** START OF SOURCE DATA **

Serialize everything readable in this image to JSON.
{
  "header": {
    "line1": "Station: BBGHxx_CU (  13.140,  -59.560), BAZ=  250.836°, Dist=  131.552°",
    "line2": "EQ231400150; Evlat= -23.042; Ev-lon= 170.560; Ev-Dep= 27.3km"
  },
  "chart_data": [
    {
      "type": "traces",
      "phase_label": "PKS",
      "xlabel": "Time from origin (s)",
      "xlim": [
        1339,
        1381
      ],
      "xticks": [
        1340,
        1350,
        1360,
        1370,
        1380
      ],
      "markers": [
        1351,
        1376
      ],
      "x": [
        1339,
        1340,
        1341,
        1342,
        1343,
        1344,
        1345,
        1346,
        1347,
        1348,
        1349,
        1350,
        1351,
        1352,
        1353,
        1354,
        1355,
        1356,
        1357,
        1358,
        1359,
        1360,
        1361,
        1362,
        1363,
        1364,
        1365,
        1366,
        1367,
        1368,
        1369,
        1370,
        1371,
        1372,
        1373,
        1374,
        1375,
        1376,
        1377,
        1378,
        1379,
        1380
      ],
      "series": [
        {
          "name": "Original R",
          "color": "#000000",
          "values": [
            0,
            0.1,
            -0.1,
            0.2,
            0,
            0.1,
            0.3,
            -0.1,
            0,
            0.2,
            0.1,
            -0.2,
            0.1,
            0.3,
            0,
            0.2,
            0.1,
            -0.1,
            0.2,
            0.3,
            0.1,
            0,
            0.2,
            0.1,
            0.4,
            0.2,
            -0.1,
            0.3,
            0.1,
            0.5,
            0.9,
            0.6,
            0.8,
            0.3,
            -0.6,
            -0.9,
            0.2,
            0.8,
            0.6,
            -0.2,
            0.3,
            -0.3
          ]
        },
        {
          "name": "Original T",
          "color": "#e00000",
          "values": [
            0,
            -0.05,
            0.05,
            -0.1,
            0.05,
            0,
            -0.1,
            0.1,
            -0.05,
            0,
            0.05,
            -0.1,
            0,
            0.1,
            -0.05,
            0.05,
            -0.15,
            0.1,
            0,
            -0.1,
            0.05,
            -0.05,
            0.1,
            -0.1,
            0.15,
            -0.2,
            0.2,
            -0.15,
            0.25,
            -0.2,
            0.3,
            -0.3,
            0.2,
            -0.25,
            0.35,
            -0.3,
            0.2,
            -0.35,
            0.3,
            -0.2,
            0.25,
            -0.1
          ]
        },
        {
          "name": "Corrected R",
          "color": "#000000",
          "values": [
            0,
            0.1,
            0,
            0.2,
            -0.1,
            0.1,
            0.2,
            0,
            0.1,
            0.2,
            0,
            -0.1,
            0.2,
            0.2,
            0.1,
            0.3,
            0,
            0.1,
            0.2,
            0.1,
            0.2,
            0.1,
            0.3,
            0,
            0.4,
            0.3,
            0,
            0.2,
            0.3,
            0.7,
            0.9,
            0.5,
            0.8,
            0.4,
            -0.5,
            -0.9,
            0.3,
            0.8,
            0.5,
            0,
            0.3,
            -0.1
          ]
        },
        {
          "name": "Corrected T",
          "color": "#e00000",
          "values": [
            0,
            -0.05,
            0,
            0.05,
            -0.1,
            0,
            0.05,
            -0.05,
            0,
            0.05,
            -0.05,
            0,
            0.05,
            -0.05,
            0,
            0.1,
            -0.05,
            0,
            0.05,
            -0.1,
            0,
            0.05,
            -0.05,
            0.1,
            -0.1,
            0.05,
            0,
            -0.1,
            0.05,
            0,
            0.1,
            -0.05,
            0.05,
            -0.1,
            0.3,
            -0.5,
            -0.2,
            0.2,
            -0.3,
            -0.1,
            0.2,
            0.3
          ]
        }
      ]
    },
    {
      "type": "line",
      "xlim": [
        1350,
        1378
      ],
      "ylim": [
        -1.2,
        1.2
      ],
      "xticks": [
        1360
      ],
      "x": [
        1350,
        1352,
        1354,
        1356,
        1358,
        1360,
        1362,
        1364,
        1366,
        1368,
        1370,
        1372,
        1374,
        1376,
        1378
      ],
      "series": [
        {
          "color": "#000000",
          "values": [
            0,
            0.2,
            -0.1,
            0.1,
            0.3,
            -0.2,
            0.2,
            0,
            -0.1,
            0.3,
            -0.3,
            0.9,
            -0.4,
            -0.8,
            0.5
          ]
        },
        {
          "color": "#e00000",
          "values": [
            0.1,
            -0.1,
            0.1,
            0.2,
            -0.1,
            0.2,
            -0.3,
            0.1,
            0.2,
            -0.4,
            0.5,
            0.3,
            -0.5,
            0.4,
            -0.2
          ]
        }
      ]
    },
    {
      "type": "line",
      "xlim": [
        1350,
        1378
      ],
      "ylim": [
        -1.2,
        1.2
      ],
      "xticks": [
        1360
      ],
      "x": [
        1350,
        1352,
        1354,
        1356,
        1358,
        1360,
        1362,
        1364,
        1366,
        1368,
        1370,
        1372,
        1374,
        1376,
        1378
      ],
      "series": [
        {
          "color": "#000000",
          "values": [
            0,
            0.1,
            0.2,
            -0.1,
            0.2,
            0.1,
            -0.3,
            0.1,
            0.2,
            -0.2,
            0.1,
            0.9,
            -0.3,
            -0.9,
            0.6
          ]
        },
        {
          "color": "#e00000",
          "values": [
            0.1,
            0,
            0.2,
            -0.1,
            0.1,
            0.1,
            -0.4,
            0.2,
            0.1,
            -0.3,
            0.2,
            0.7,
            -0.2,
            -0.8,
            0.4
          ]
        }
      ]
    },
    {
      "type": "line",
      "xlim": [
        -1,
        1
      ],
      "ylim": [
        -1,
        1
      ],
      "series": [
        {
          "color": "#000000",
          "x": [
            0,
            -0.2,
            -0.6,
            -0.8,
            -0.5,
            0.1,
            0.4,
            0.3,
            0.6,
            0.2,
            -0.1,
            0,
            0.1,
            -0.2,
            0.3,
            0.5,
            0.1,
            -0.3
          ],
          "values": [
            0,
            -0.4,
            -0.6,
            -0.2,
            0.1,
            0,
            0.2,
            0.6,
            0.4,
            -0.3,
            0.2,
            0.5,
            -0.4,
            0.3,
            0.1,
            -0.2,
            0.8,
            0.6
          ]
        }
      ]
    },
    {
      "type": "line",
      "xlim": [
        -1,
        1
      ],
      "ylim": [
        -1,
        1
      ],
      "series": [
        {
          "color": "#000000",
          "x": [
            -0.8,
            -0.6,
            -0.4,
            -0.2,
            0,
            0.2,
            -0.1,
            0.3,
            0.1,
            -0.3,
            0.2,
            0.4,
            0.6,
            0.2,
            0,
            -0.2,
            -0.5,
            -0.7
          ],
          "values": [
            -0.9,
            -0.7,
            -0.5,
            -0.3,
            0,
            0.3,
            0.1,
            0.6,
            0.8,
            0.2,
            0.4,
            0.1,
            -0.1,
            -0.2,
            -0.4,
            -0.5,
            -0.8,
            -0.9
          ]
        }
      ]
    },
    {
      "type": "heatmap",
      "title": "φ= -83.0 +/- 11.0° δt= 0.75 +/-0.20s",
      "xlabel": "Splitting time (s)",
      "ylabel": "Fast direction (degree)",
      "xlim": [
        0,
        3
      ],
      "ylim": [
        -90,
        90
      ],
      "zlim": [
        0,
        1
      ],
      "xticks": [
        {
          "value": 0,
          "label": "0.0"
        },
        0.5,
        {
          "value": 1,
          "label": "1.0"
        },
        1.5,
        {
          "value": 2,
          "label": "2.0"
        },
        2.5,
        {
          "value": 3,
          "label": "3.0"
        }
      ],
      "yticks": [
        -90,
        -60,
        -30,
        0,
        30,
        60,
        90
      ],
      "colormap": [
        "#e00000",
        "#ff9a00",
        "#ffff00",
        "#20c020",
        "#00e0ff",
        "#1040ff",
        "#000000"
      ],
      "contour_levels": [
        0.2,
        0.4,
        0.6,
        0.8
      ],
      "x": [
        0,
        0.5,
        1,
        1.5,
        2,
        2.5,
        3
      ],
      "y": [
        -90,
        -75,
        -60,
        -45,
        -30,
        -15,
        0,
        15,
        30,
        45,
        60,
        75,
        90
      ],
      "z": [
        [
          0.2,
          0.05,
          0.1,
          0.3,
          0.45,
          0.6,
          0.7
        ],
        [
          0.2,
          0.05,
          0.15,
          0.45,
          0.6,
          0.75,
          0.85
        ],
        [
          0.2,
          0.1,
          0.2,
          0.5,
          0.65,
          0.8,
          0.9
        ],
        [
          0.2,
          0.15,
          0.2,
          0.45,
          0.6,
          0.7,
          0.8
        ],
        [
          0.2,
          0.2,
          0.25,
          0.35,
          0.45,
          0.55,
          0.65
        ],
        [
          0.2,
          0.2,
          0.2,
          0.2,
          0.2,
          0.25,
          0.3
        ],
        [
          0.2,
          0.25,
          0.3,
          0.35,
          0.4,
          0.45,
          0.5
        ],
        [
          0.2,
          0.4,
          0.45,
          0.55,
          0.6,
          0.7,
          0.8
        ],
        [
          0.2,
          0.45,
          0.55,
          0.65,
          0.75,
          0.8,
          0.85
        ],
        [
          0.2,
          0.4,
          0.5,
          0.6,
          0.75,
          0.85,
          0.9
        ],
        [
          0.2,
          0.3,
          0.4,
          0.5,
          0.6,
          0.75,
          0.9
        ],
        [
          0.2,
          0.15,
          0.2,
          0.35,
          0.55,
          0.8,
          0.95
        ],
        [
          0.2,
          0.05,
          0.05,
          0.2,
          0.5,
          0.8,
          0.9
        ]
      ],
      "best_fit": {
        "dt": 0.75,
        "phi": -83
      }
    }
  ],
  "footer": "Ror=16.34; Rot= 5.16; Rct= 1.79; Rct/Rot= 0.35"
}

** END OF SOURCE DATA **

### WHAT YOU ARE ASKED TO DO:
How many lines of the data hold the string "name"? Reply with the number alone.

### OUTPUT OF THE TASK:
4